[WRITTEN REQUEST 1]
Please return the passage on the Mexican insurance market word for word, in full.
[WRITTEN REQUEST 2]
Replace "Kick Drum" with "Bass Drum" in the records and output only the lines from the first line of the records through the line that has "step-pad[interactable] bbox=[520, 296, 539, 315]", with nothing else altered.

[DOCUMENT SECTION]
□ □ □

Another big company that holds a big market share in the Mexican insurance industry is MetLife Mexico SA. Metlife is the larget insurer in Mexico with 13.3% share of the Mexican insurance market in 2012.
In terms of life and non-life segments, Metlife written premiums were increased by more than 50% from MEX$20 billion (US$1.57 billion) in the second quarter of 2012 to MEX$30.35 billion (US$2.38 billion) (ImF, 2013).
In 2012, both Brazilian and Mexican insurance companies continued to dominate the overall Latin America insurance industry as a whole. In 2012, Porto Seguro SA reported that its net written premiums, in terms of life and non-life segments grew 8.07% from R$8.56 billion (US$4.34 billion) in 2011 to R$9.63 billion (US$4.88 billion).
Another bank-affiliated insurance company Seguros Inbursa was the fifth largest insurance company in Mexico in terms of total written premiums, with a 5.66% share of the Mexican insurance market in 2012. Its net income grew by nearly 22.7% from the second quarter of 2012 to MEX$1.01 billion (US$79.15 million) for the third quarter of 2012, (Jones. D, 2013)
The Mexican market at present is dominated by 10 companies in the life sector and by other 16 in the nonlife sector accounting for over 80 percent in both cases. The dominance of the insurers with foreign capital is very strong in the life sector, where only 12 percent market share corresponds to national insurers in the Mexican market. The nonlife market share distribution is closer to a 30 to 70 percent in favor of foreign owned insurers (IMF, 2013).

□ □ □

[INFORMATION PROVIDED]
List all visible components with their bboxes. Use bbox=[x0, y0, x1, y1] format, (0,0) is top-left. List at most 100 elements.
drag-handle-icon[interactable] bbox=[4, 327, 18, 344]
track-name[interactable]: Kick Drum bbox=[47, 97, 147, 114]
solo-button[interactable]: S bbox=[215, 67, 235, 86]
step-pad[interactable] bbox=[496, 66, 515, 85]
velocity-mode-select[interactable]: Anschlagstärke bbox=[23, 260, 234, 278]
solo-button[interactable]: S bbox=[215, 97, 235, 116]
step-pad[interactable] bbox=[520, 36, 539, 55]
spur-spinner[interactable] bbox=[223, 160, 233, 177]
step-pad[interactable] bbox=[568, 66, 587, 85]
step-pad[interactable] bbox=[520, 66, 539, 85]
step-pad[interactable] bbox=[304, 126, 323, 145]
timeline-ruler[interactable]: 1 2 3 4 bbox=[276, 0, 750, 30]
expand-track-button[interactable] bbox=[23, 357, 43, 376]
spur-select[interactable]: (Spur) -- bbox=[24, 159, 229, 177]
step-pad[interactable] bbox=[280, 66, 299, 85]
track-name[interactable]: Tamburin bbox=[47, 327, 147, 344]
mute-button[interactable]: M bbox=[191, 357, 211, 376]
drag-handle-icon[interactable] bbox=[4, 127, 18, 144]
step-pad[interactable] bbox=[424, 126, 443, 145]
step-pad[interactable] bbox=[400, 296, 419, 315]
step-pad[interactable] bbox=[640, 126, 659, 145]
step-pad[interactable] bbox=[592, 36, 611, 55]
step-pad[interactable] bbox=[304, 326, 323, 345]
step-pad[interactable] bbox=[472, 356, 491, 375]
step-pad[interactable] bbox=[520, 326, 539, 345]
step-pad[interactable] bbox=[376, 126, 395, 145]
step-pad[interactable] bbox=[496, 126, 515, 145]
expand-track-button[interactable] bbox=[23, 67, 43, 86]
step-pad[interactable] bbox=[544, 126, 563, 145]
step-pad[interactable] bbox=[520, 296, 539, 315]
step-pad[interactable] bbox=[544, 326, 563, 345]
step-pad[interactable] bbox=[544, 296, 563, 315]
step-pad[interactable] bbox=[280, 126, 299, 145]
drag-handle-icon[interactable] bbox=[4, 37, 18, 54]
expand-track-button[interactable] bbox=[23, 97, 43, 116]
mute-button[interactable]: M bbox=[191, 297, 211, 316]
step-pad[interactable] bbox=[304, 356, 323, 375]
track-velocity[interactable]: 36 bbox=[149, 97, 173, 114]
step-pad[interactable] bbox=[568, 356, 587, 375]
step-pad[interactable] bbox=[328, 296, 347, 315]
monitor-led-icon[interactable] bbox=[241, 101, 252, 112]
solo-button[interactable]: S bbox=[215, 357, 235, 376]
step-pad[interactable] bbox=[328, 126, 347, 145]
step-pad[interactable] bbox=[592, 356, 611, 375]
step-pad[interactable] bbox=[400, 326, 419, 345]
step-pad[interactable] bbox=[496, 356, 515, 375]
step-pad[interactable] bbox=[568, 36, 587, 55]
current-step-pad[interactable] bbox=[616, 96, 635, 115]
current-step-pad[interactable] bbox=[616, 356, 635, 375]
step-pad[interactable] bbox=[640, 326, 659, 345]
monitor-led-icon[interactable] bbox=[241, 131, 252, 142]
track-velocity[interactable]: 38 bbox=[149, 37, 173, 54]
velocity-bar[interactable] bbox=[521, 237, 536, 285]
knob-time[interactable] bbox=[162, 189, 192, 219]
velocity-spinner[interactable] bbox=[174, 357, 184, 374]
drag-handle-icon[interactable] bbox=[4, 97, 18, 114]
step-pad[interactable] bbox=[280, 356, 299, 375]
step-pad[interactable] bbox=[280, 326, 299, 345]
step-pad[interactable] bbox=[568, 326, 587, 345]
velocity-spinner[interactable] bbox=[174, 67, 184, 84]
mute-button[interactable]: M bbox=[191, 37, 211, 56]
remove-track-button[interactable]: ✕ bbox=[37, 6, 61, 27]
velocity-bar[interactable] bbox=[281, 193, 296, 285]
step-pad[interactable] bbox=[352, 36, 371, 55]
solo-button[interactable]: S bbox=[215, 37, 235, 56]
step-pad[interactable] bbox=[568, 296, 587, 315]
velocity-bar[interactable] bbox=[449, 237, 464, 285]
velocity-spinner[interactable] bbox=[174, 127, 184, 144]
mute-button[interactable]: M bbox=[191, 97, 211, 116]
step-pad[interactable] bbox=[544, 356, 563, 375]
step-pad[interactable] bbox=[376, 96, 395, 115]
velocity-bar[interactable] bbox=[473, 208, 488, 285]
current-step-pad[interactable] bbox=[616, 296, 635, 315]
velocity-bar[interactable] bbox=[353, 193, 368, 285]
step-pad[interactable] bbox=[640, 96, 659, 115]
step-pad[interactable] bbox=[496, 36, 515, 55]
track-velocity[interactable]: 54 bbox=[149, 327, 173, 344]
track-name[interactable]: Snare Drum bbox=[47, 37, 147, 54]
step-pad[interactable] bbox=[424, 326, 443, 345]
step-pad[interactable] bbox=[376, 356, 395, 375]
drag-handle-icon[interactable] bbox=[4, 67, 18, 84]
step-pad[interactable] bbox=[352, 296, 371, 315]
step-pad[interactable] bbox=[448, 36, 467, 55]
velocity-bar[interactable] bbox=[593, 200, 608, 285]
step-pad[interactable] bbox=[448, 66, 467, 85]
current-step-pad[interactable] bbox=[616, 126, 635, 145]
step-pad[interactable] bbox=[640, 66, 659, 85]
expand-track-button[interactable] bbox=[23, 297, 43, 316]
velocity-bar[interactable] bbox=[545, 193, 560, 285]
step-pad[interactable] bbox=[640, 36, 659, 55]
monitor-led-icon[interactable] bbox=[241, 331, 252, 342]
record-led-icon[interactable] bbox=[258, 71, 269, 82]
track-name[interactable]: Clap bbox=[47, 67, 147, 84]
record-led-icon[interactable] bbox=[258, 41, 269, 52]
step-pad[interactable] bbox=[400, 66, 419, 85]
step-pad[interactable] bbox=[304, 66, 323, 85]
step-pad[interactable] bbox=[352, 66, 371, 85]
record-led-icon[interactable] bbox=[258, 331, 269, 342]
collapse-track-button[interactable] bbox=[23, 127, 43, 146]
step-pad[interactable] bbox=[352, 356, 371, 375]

□ □ □

[ANSWER 1]
Another big company that holds a big market share in the Mexican insurance industry is MetLife Mexico SA. Metlife is the larget insurer in Mexico with 13.3% share of the Mexican insurance market in 2012.
In terms of life and non-life segments, Metlife written premiums were increased by more than 50% from MEX$20 billion (US$1.57 billion) in the second quarter of 2012 to MEX$30.35 billion (US$2.38 billion) (ImF, 2013).
In 2012, both Brazilian and Mexican insurance companies continued to dominate the overall Latin America insurance industry as a whole. In 2012, Porto Seguro SA reported that its net written premiums, in terms of life and non-life segments grew 8.07% from R$8.56 billion (US$4.34 billion) in 2011 to R$9.63 billion (US$4.88 billion).
Another bank-affiliated insurance company Seguros Inbursa was the fifth largest insurance company in Mexico in terms of total written premiums, with a 5.66% share of the Mexican insurance market in 2012. Its net income grew by nearly 22.7% from the second quarter of 2012 to MEX$1.01 billion (US$79.15 million) for the third quarter of 2012, (Jones. D, 2013)
The Mexican market at present is dominated by 10 companies in the life sector and by other 16 in the nonlife sector accounting for over 80 percent in both cases. The dominance of the insurers with foreign capital is very strong in the life sector, where only 12 percent market share corresponds to national insurers in the Mexican market. The nonlife market share distribution is closer to a 30 to 70 percent in favor of foreign owned insurers (IMF, 2013).

[ANSWER 2]
List all visible components with their bboxes. Use bbox=[x0, y0, x1, y1] format, (0,0) is top-left. List at most 100 elements.
drag-handle-icon[interactable] bbox=[4, 327, 18, 344]
track-name[interactable]: Bass Drum bbox=[47, 97, 147, 114]
solo-button[interactable]: S bbox=[215, 67, 235, 86]
step-pad[interactable] bbox=[496, 66, 515, 85]
velocity-mode-select[interactable]: Anschlagstärke bbox=[23, 260, 234, 278]
solo-button[interactable]: S bbox=[215, 97, 235, 116]
step-pad[interactable] bbox=[520, 36, 539, 55]
spur-spinner[interactable] bbox=[223, 160, 233, 177]
step-pad[interactable] bbox=[568, 66, 587, 85]
step-pad[interactable] bbox=[520, 66, 539, 85]
step-pad[interactable] bbox=[304, 126, 323, 145]
timeline-ruler[interactable]: 1 2 3 4 bbox=[276, 0, 750, 30]
expand-track-button[interactable] bbox=[23, 357, 43, 376]
spur-select[interactable]: (Spur) -- bbox=[24, 159, 229, 177]
step-pad[interactable] bbox=[280, 66, 299, 85]
track-name[interactable]: Tamburin bbox=[47, 327, 147, 344]
mute-button[interactable]: M bbox=[191, 357, 211, 376]
drag-handle-icon[interactable] bbox=[4, 127, 18, 144]
step-pad[interactable] bbox=[424, 126, 443, 145]
step-pad[interactable] bbox=[400, 296, 419, 315]
step-pad[interactable] bbox=[640, 126, 659, 145]
step-pad[interactable] bbox=[592, 36, 611, 55]
step-pad[interactable] bbox=[304, 326, 323, 345]
step-pad[interactable] bbox=[472, 356, 491, 375]
step-pad[interactable] bbox=[520, 326, 539, 345]
step-pad[interactable] bbox=[376, 126, 395, 145]
step-pad[interactable] bbox=[496, 126, 515, 145]
expand-track-button[interactable] bbox=[23, 67, 43, 86]
step-pad[interactable] bbox=[544, 126, 563, 145]
step-pad[interactable] bbox=[520, 296, 539, 315]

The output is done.